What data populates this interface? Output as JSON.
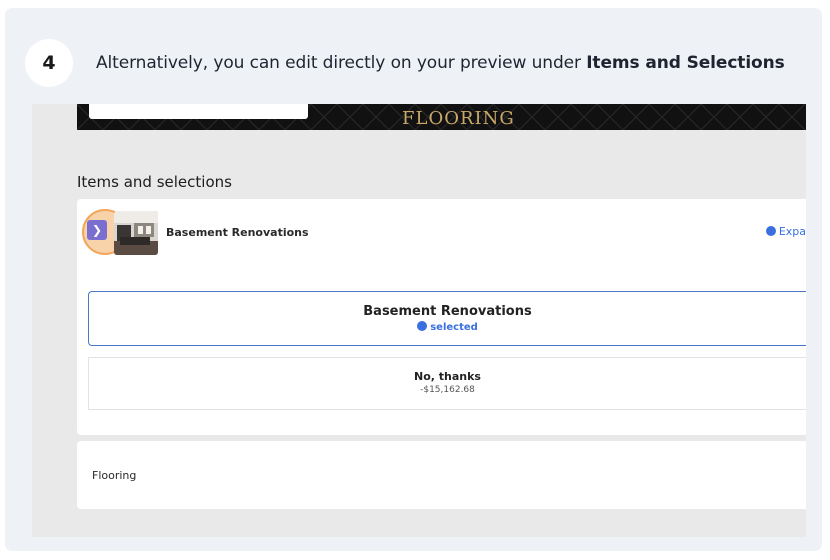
{
  "step": {
    "number": "4",
    "text_prefix": "Alternatively, you can edit directly on your preview under ",
    "text_bold": "Items and Selections"
  },
  "banner": {
    "word": "FLOORING"
  },
  "section": {
    "title": "Items and selections"
  },
  "item": {
    "name": "Basement Renovations",
    "expand_label": "Expa",
    "expand_icon": "chevron-right-icon"
  },
  "options": [
    {
      "title": "Basement Renovations",
      "status": "selected"
    },
    {
      "title": "No, thanks",
      "price": "-$15,162.68"
    }
  ],
  "next_item": {
    "name": "Flooring"
  },
  "colors": {
    "accent": "#3a6fe0",
    "expand_button": "#7a6fd0",
    "highlight": "#f2a65a",
    "selected_border": "#4a78c6"
  }
}
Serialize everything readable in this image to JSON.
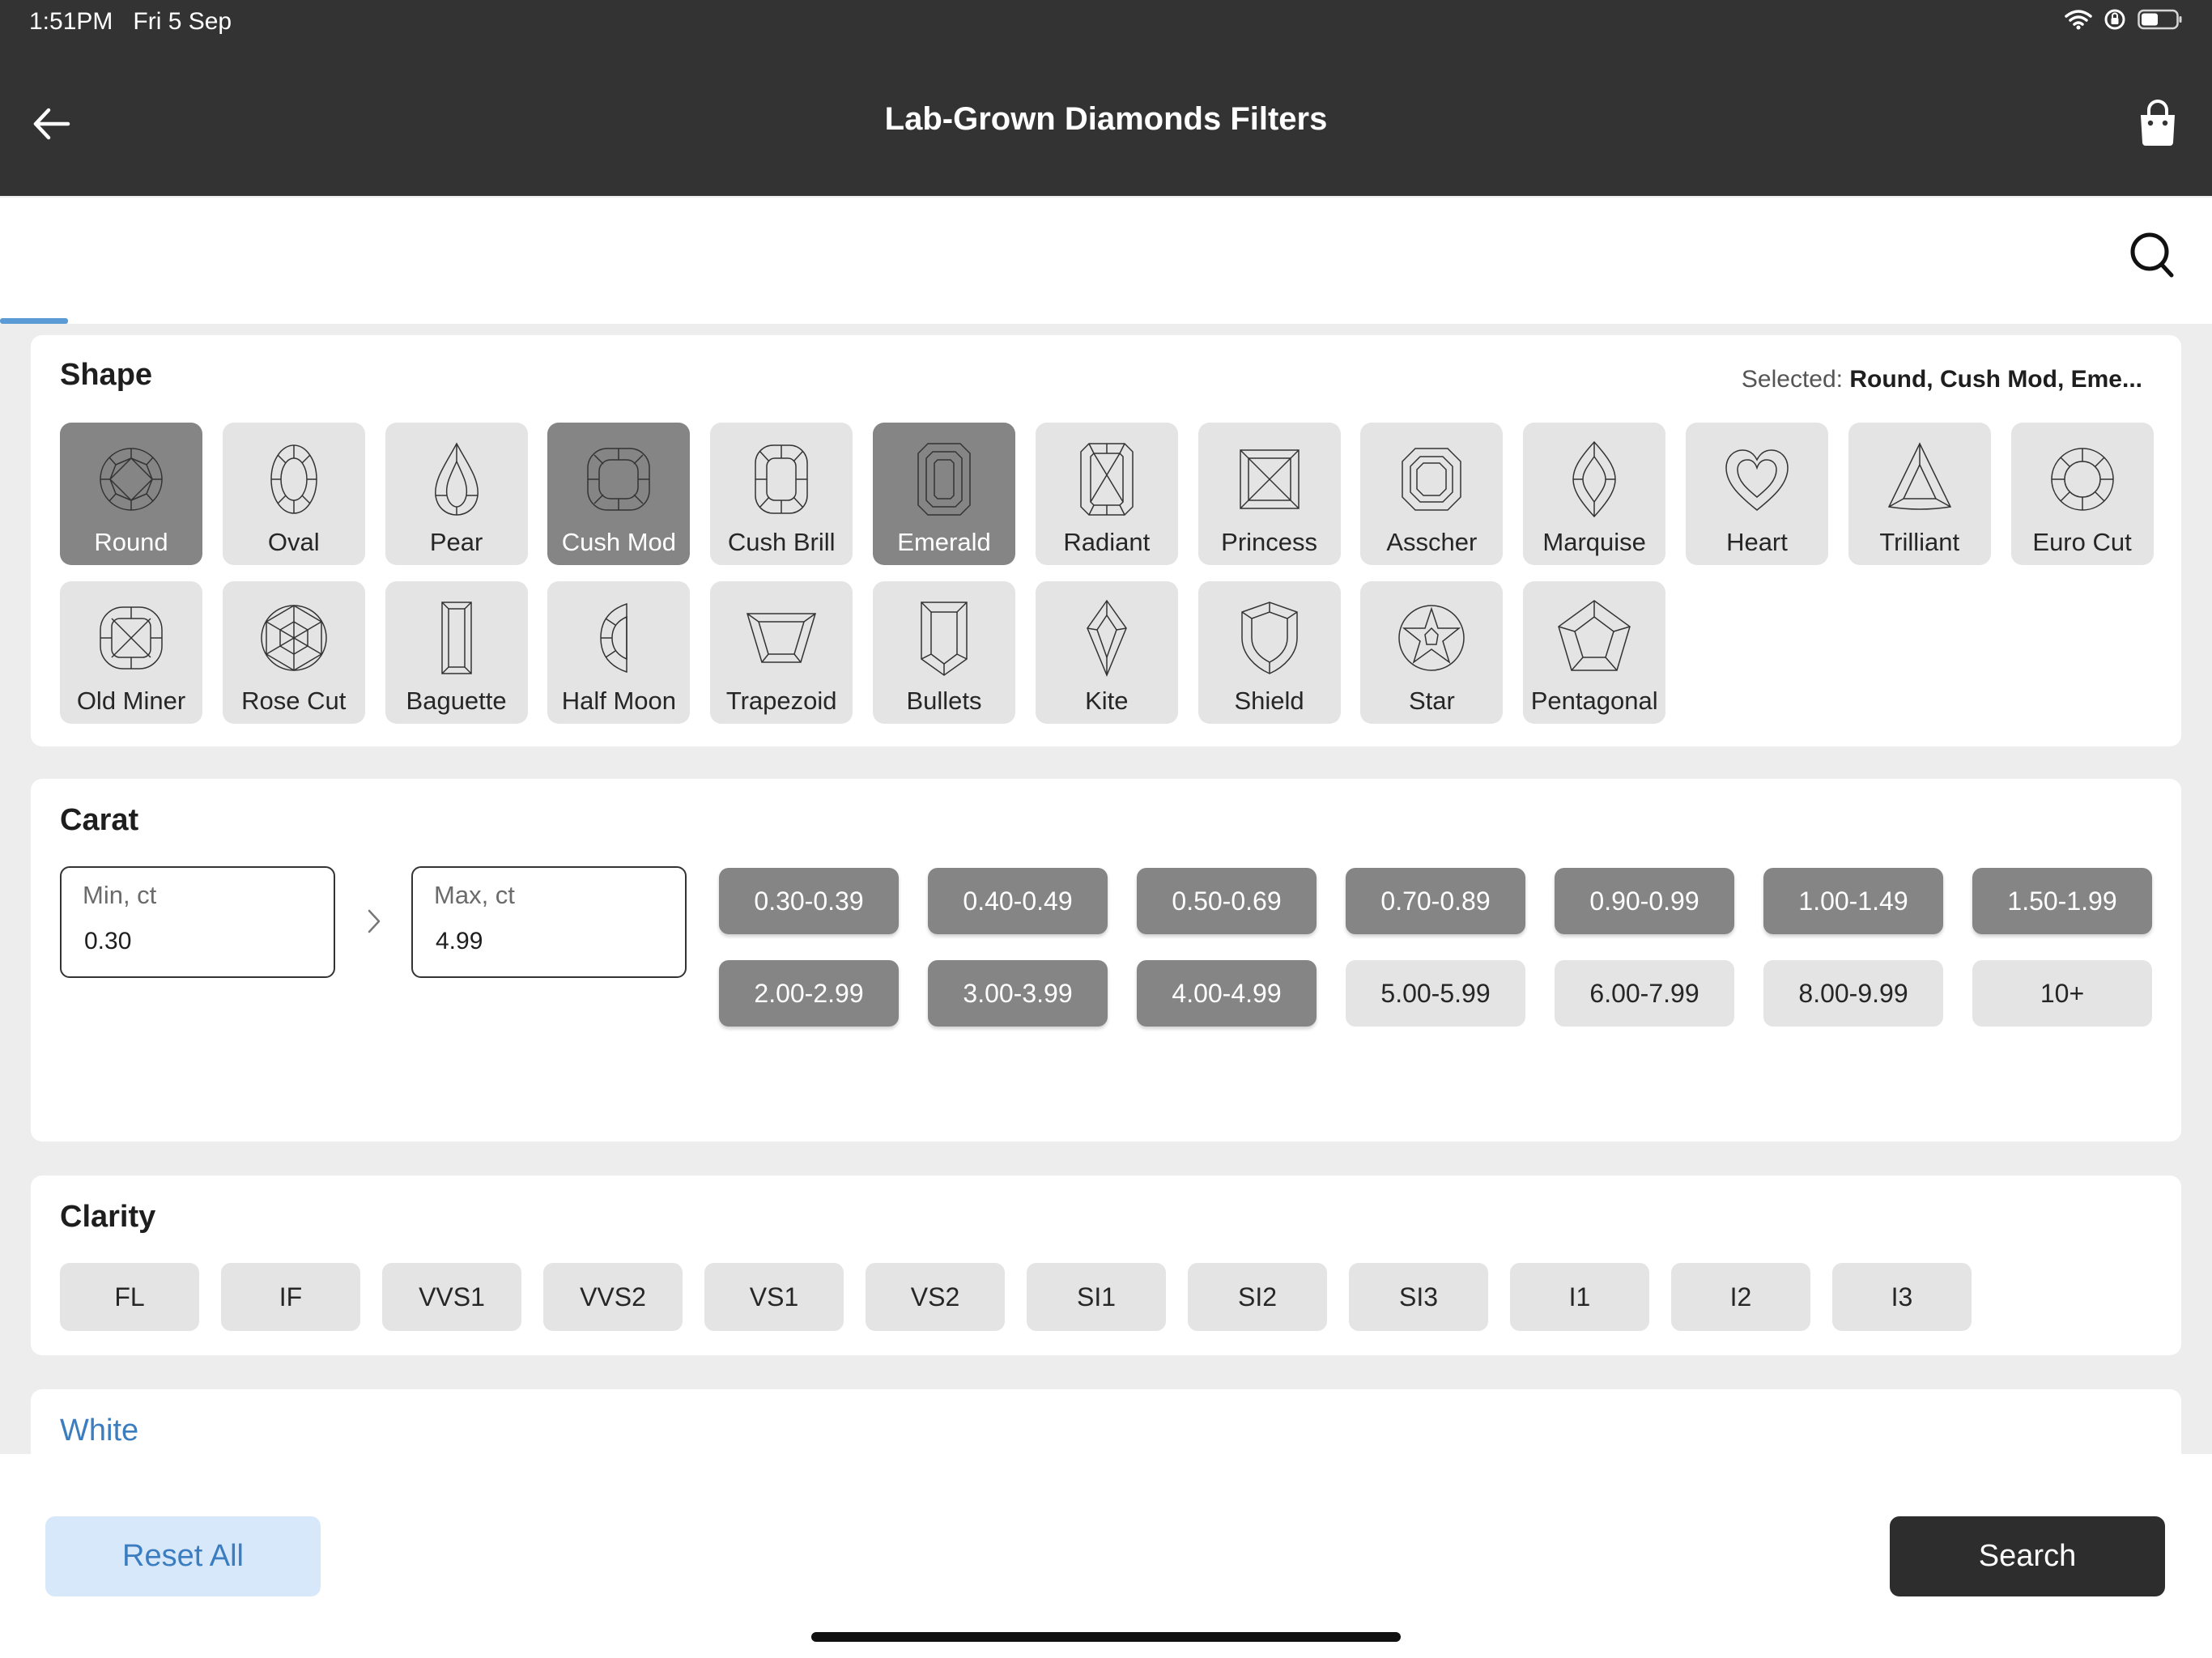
{
  "status_bar": {
    "time": "1:51PM",
    "date": "Fri 5 Sep",
    "icons": [
      "wifi-icon",
      "orientation-lock-icon",
      "battery-icon"
    ]
  },
  "header": {
    "title": "Lab-Grown Diamonds Filters",
    "back_icon": "arrow-left-icon",
    "cart_icon": "shopping-bag-icon"
  },
  "search": {
    "icon": "search-icon"
  },
  "shape": {
    "title": "Shape",
    "selected_prefix": "Selected:",
    "selected_value": "Round, Cush Mod, Eme...",
    "items": [
      {
        "label": "Round",
        "icon": "round-shape-icon",
        "selected": true
      },
      {
        "label": "Oval",
        "icon": "oval-shape-icon",
        "selected": false
      },
      {
        "label": "Pear",
        "icon": "pear-shape-icon",
        "selected": false
      },
      {
        "label": "Cush Mod",
        "icon": "cushion-modified-shape-icon",
        "selected": true
      },
      {
        "label": "Cush Brill",
        "icon": "cushion-brilliant-shape-icon",
        "selected": false
      },
      {
        "label": "Emerald",
        "icon": "emerald-shape-icon",
        "selected": true
      },
      {
        "label": "Radiant",
        "icon": "radiant-shape-icon",
        "selected": false
      },
      {
        "label": "Princess",
        "icon": "princess-shape-icon",
        "selected": false
      },
      {
        "label": "Asscher",
        "icon": "asscher-shape-icon",
        "selected": false
      },
      {
        "label": "Marquise",
        "icon": "marquise-shape-icon",
        "selected": false
      },
      {
        "label": "Heart",
        "icon": "heart-shape-icon",
        "selected": false
      },
      {
        "label": "Trilliant",
        "icon": "trilliant-shape-icon",
        "selected": false
      },
      {
        "label": "Euro Cut",
        "icon": "euro-cut-shape-icon",
        "selected": false
      },
      {
        "label": "Old Miner",
        "icon": "old-miner-shape-icon",
        "selected": false
      },
      {
        "label": "Rose Cut",
        "icon": "rose-cut-shape-icon",
        "selected": false
      },
      {
        "label": "Baguette",
        "icon": "baguette-shape-icon",
        "selected": false
      },
      {
        "label": "Half Moon",
        "icon": "half-moon-shape-icon",
        "selected": false
      },
      {
        "label": "Trapezoid",
        "icon": "trapezoid-shape-icon",
        "selected": false
      },
      {
        "label": "Bullets",
        "icon": "bullets-shape-icon",
        "selected": false
      },
      {
        "label": "Kite",
        "icon": "kite-shape-icon",
        "selected": false
      },
      {
        "label": "Shield",
        "icon": "shield-shape-icon",
        "selected": false
      },
      {
        "label": "Star",
        "icon": "star-shape-icon",
        "selected": false
      },
      {
        "label": "Pentagonal",
        "icon": "pentagonal-shape-icon",
        "selected": false
      }
    ]
  },
  "carat": {
    "title": "Carat",
    "min": {
      "placeholder": "Min, ct",
      "value": "0.30"
    },
    "max": {
      "placeholder": "Max, ct",
      "value": "4.99"
    },
    "ranges": [
      {
        "label": "0.30-0.39",
        "selected": true
      },
      {
        "label": "0.40-0.49",
        "selected": true
      },
      {
        "label": "0.50-0.69",
        "selected": true
      },
      {
        "label": "0.70-0.89",
        "selected": true
      },
      {
        "label": "0.90-0.99",
        "selected": true
      },
      {
        "label": "1.00-1.49",
        "selected": true
      },
      {
        "label": "1.50-1.99",
        "selected": true
      },
      {
        "label": "2.00-2.99",
        "selected": true
      },
      {
        "label": "3.00-3.99",
        "selected": true
      },
      {
        "label": "4.00-4.99",
        "selected": true
      },
      {
        "label": "5.00-5.99",
        "selected": false
      },
      {
        "label": "6.00-7.99",
        "selected": false
      },
      {
        "label": "8.00-9.99",
        "selected": false
      },
      {
        "label": "10+",
        "selected": false
      }
    ]
  },
  "clarity": {
    "title": "Clarity",
    "items": [
      "FL",
      "IF",
      "VVS1",
      "VVS2",
      "VS1",
      "VS2",
      "SI1",
      "SI2",
      "SI3",
      "I1",
      "I2",
      "I3"
    ]
  },
  "color_section": {
    "title": "White"
  },
  "footer": {
    "reset_label": "Reset All",
    "search_label": "Search"
  },
  "colors": {
    "header_bg": "#333333",
    "selected_bg": "#858585",
    "tile_bg": "#e4e4e4",
    "accent_blue": "#3b7dbf",
    "reset_bg": "#d7e8fb"
  }
}
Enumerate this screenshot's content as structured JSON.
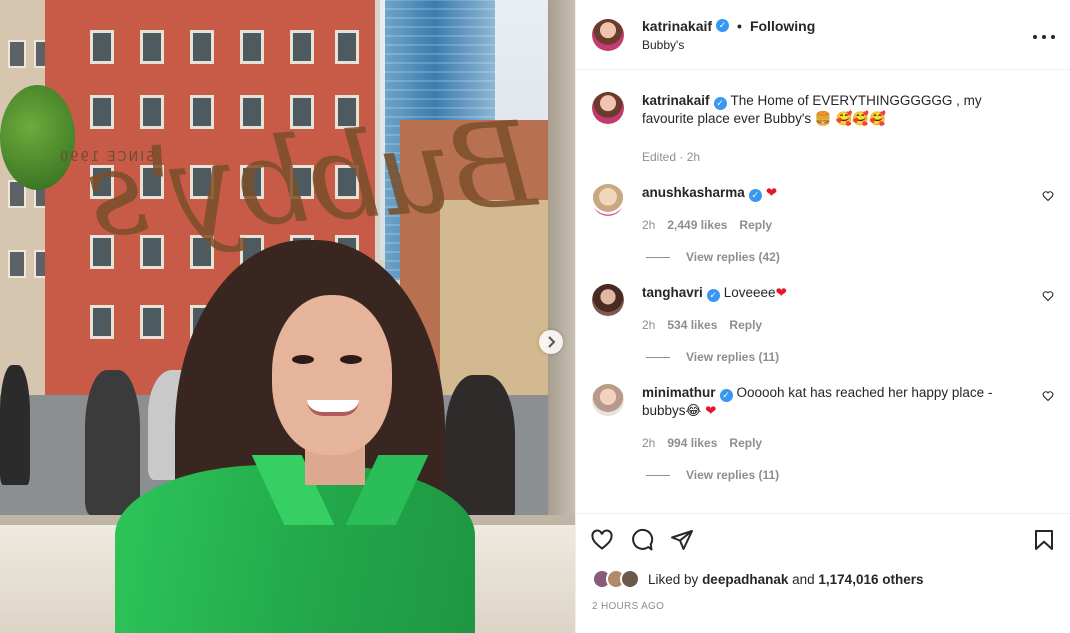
{
  "header": {
    "username": "katrinakaif",
    "verified_mark": "✓",
    "separator": "•",
    "follow_state": "Following",
    "location": "Bubby's",
    "more_icon": "more-horizontal-icon"
  },
  "photo": {
    "logo_text": "Bubby's",
    "since_text": "SINCE 1990",
    "next_icon": "chevron-right-icon"
  },
  "caption": {
    "username": "katrinakaif",
    "text": "The Home of EVERYTHINGGGGGG , my favourite place ever Bubby's 🍔 🥰🥰🥰",
    "meta": "Edited · 2h"
  },
  "comments": [
    {
      "username": "anushkasharma",
      "verified": true,
      "text": "",
      "emoji": "❤",
      "time": "2h",
      "likes": "2,449 likes",
      "reply": "Reply",
      "view_replies": "View replies (42)"
    },
    {
      "username": "tanghavri",
      "verified": true,
      "text": "Loveeee",
      "emoji": "❤",
      "time": "2h",
      "likes": "534 likes",
      "reply": "Reply",
      "view_replies": "View replies (11)"
    },
    {
      "username": "minimathur",
      "verified": true,
      "text": "Oooooh kat has reached her happy place - bubbys😂",
      "emoji": "❤",
      "time": "2h",
      "likes": "994 likes",
      "reply": "Reply",
      "view_replies": "View replies (11)"
    }
  ],
  "actions": {
    "like_icon": "heart-icon",
    "comment_icon": "comment-icon",
    "share_icon": "send-icon",
    "save_icon": "bookmark-icon"
  },
  "likes": {
    "prefix": "Liked by",
    "user": "deepadhanak",
    "middle": "and",
    "others": "1,174,016 others"
  },
  "timestamp": "2 HOURS AGO",
  "colors": {
    "verified": "#3897f0",
    "heart": "#e0182a",
    "muted": "#8e8e8e",
    "shirt": "#22a84a"
  }
}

**Directions:**
Filter the records above and return every line that holds the word "Basement".

**Exercise result:**
    "name": "Basement Renovations",
      "title": "Basement Renovations",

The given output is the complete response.